WHAT YOU NEED TO DO
Write the records below out again exactly as given, with no images.
--------------------------------
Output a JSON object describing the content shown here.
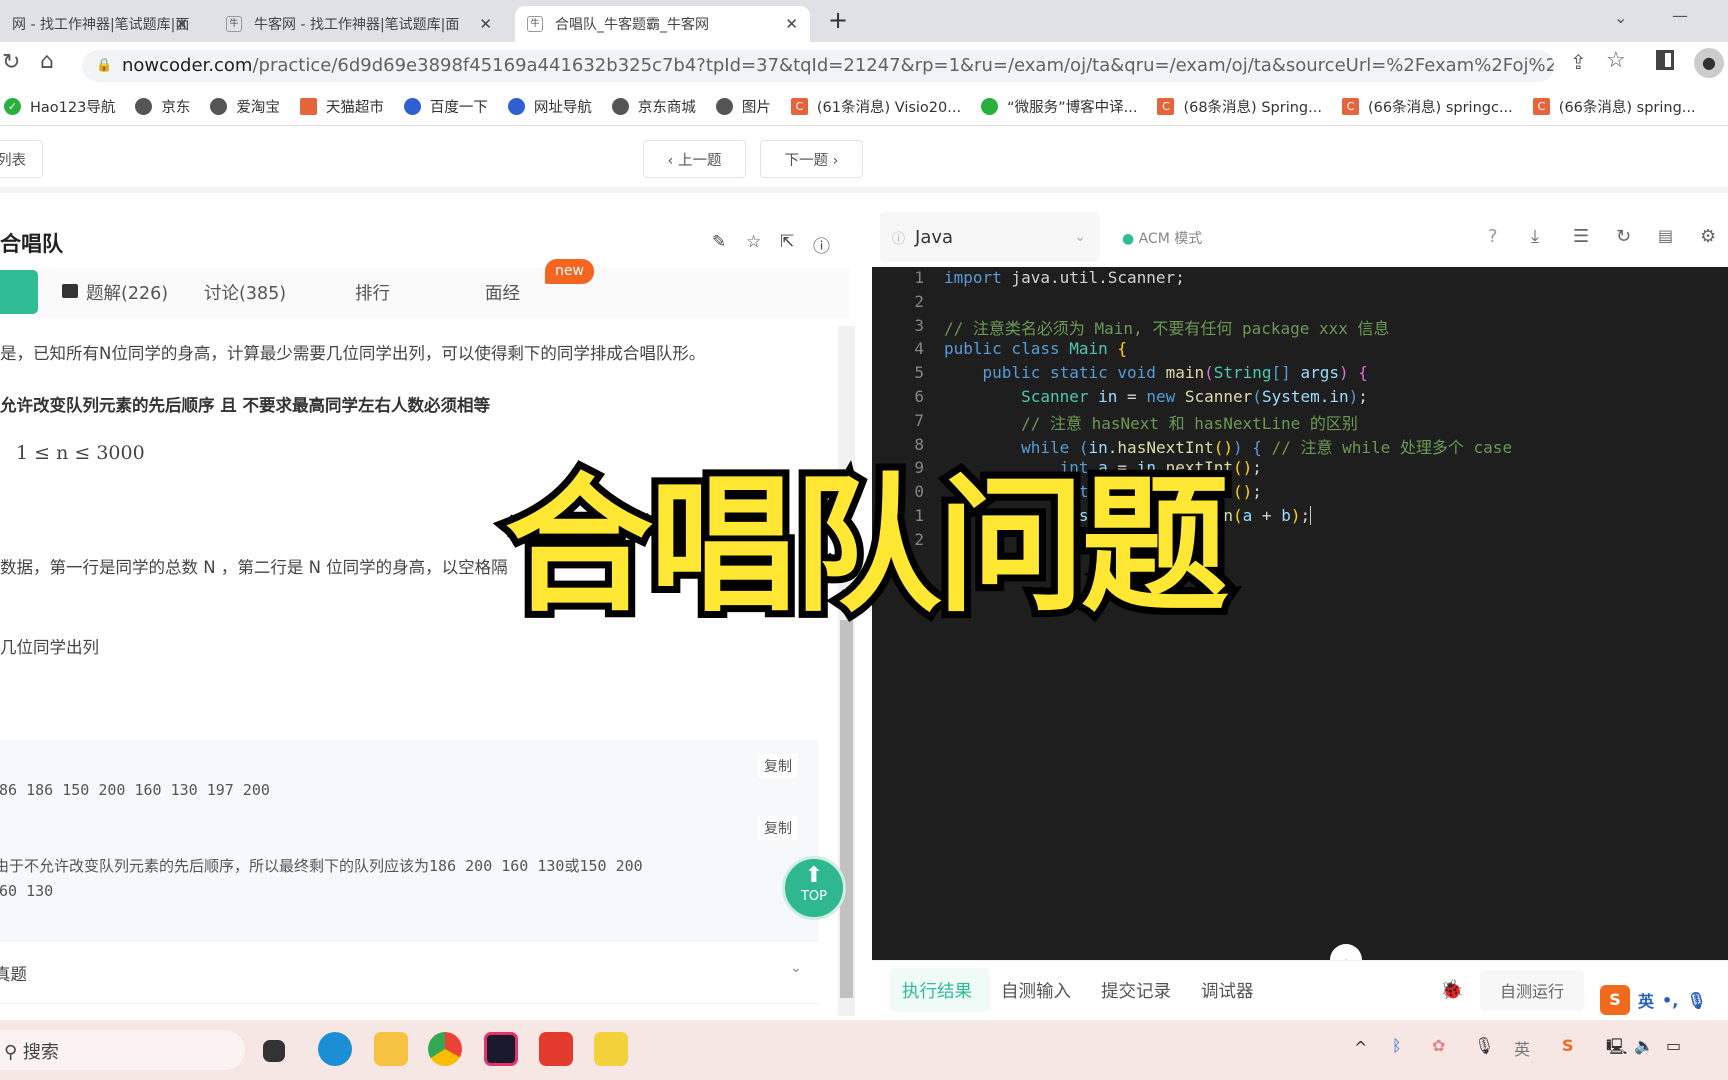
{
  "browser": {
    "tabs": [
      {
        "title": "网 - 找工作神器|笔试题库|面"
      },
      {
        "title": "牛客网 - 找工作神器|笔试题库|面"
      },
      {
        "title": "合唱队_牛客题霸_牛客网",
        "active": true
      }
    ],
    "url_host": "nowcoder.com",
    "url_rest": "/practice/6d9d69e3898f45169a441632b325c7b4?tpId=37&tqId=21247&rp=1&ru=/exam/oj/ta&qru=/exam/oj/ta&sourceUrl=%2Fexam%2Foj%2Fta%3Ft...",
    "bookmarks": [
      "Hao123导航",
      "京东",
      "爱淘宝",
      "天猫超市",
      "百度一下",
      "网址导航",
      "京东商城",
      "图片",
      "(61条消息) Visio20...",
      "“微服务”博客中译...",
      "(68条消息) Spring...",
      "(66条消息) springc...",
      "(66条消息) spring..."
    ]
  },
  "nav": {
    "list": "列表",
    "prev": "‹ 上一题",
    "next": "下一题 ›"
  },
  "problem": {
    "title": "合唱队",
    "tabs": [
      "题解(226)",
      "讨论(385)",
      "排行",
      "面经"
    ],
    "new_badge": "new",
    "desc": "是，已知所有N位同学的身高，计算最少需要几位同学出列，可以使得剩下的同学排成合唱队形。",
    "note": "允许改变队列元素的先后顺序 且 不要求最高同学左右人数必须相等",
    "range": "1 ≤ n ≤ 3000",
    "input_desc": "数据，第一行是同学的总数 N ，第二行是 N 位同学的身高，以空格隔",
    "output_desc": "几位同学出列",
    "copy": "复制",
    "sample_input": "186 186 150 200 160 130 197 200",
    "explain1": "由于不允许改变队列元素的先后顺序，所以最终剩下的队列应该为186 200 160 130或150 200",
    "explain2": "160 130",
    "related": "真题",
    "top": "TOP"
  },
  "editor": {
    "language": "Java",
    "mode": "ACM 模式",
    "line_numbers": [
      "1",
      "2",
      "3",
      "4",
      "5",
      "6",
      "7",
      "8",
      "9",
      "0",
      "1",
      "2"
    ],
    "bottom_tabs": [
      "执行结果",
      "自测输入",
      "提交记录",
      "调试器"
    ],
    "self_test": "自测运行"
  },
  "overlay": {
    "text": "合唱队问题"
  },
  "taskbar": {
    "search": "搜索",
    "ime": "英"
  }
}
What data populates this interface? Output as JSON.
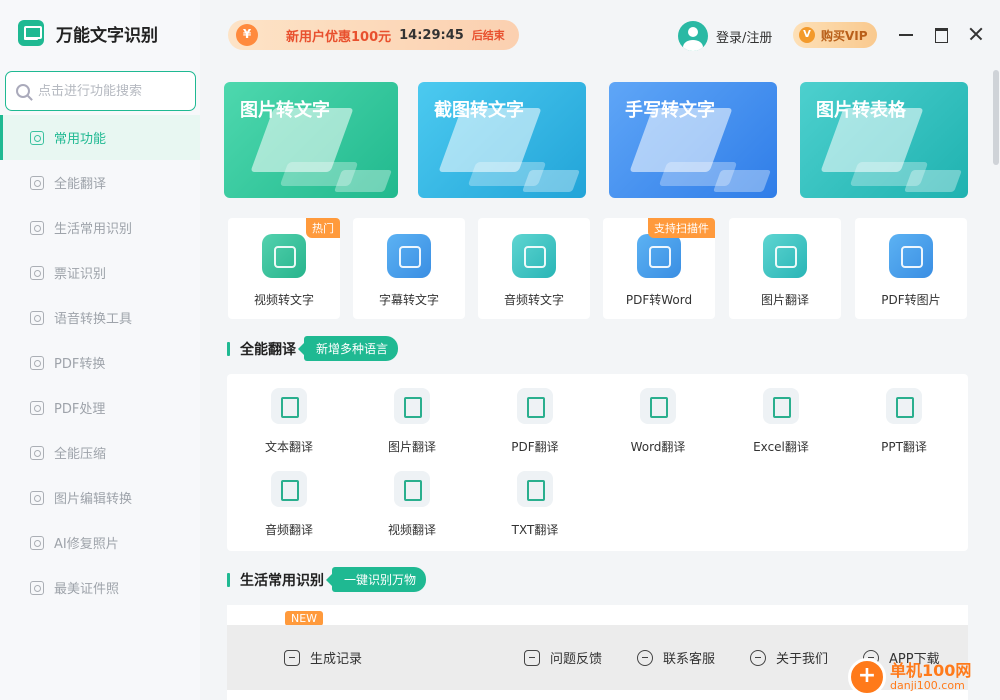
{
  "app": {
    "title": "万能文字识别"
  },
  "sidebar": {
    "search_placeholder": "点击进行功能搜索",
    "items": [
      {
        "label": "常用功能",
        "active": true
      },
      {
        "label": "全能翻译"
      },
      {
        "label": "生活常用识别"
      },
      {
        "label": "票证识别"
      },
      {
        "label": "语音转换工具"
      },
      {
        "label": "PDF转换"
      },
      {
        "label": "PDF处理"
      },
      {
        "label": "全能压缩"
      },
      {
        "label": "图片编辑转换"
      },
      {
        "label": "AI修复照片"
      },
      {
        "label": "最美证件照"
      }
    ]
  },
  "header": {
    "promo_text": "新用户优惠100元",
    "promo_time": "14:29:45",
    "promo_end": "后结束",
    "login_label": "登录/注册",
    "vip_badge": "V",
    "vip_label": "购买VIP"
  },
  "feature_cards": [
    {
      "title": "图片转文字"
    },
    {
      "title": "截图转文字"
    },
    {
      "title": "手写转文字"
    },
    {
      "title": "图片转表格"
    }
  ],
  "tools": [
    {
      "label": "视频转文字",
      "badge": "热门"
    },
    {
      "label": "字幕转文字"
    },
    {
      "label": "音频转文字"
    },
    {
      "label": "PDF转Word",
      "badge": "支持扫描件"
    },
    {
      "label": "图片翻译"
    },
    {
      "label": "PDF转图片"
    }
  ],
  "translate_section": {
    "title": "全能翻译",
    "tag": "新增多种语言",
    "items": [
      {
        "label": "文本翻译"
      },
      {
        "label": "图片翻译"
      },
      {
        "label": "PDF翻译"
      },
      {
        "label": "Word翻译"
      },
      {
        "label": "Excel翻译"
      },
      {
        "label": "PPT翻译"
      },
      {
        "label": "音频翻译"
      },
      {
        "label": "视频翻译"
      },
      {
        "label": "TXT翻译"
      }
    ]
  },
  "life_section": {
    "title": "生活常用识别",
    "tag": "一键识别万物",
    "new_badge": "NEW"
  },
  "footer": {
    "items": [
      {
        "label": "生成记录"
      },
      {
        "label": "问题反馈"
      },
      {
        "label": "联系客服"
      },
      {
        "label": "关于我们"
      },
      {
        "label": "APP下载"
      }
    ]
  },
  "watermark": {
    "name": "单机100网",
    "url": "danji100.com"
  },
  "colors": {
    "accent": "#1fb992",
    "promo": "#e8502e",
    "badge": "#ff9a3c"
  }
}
--------------------------------
RESULT BELOW
Output a JSON object describing the content shown here.
{
  "browser": {
    "tabs": [
      {
        "title": "网 - 找工作神器|笔试题库|面"
      },
      {
        "title": "牛客网 - 找工作神器|笔试题库|面"
      },
      {
        "title": "合唱队_牛客题霸_牛客网",
        "active": true
      }
    ],
    "url_host": "nowcoder.com",
    "url_rest": "/practice/6d9d69e3898f45169a441632b325c7b4?tpId=37&tqId=21247&rp=1&ru=/exam/oj/ta&qru=/exam/oj/ta&sourceUrl=%2Fexam%2Foj%2Fta%3Ft...",
    "bookmarks": [
      "Hao123导航",
      "京东",
      "爱淘宝",
      "天猫超市",
      "百度一下",
      "网址导航",
      "京东商城",
      "图片",
      "(61条消息) Visio20...",
      "“微服务”博客中译...",
      "(68条消息) Spring...",
      "(66条消息) springc...",
      "(66条消息) spring..."
    ]
  },
  "nav": {
    "list": "列表",
    "prev": "‹ 上一题",
    "next": "下一题 ›"
  },
  "problem": {
    "title": "合唱队",
    "tabs": [
      "题解(226)",
      "讨论(385)",
      "排行",
      "面经"
    ],
    "new_badge": "new",
    "desc": "是，已知所有N位同学的身高，计算最少需要几位同学出列，可以使得剩下的同学排成合唱队形。",
    "note": "允许改变队列元素的先后顺序 且 不要求最高同学左右人数必须相等",
    "range": "1 ≤ n ≤ 3000",
    "input_desc": "数据，第一行是同学的总数 N ，第二行是 N 位同学的身高，以空格隔",
    "output_desc": "几位同学出列",
    "copy": "复制",
    "sample_input": "186 186 150 200 160 130 197 200",
    "explain1": "由于不允许改变队列元素的先后顺序，所以最终剩下的队列应该为186 200 160 130或150 200",
    "explain2": "160 130",
    "related": "真题",
    "top": "TOP"
  },
  "editor": {
    "language": "Java",
    "mode": "ACM 模式",
    "line_numbers": [
      "1",
      "2",
      "3",
      "4",
      "5",
      "6",
      "7",
      "8",
      "9",
      "0",
      "1",
      "2"
    ],
    "bottom_tabs": [
      "执行结果",
      "自测输入",
      "提交记录",
      "调试器"
    ],
    "self_test": "自测运行"
  },
  "overlay": {
    "text": "合唱队问题"
  },
  "taskbar": {
    "search": "搜索",
    "ime": "英"
  }
}
What data populates this interface? Output as JSON.
{
  "app": {
    "title": "万能文字识别"
  },
  "sidebar": {
    "search_placeholder": "点击进行功能搜索",
    "items": [
      {
        "label": "常用功能",
        "active": true
      },
      {
        "label": "全能翻译"
      },
      {
        "label": "生活常用识别"
      },
      {
        "label": "票证识别"
      },
      {
        "label": "语音转换工具"
      },
      {
        "label": "PDF转换"
      },
      {
        "label": "PDF处理"
      },
      {
        "label": "全能压缩"
      },
      {
        "label": "图片编辑转换"
      },
      {
        "label": "AI修复照片"
      },
      {
        "label": "最美证件照"
      }
    ]
  },
  "header": {
    "promo_text": "新用户优惠100元",
    "promo_time": "14:29:45",
    "promo_end": "后结束",
    "login_label": "登录/注册",
    "vip_badge": "V",
    "vip_label": "购买VIP"
  },
  "feature_cards": [
    {
      "title": "图片转文字"
    },
    {
      "title": "截图转文字"
    },
    {
      "title": "手写转文字"
    },
    {
      "title": "图片转表格"
    }
  ],
  "tools": [
    {
      "label": "视频转文字",
      "badge": "热门"
    },
    {
      "label": "字幕转文字"
    },
    {
      "label": "音频转文字"
    },
    {
      "label": "PDF转Word",
      "badge": "支持扫描件"
    },
    {
      "label": "图片翻译"
    },
    {
      "label": "PDF转图片"
    }
  ],
  "translate_section": {
    "title": "全能翻译",
    "tag": "新增多种语言",
    "items": [
      {
        "label": "文本翻译"
      },
      {
        "label": "图片翻译"
      },
      {
        "label": "PDF翻译"
      },
      {
        "label": "Word翻译"
      },
      {
        "label": "Excel翻译"
      },
      {
        "label": "PPT翻译"
      },
      {
        "label": "音频翻译"
      },
      {
        "label": "视频翻译"
      },
      {
        "label": "TXT翻译"
      }
    ]
  },
  "life_section": {
    "title": "生活常用识别",
    "tag": "一键识别万物",
    "new_badge": "NEW"
  },
  "footer": {
    "items": [
      {
        "label": "生成记录"
      },
      {
        "label": "问题反馈"
      },
      {
        "label": "联系客服"
      },
      {
        "label": "关于我们"
      },
      {
        "label": "APP下载"
      }
    ]
  },
  "watermark": {
    "name": "单机100网",
    "url": "danji100.com"
  },
  "colors": {
    "accent": "#1fb992",
    "promo": "#e8502e",
    "badge": "#ff9a3c"
  }
}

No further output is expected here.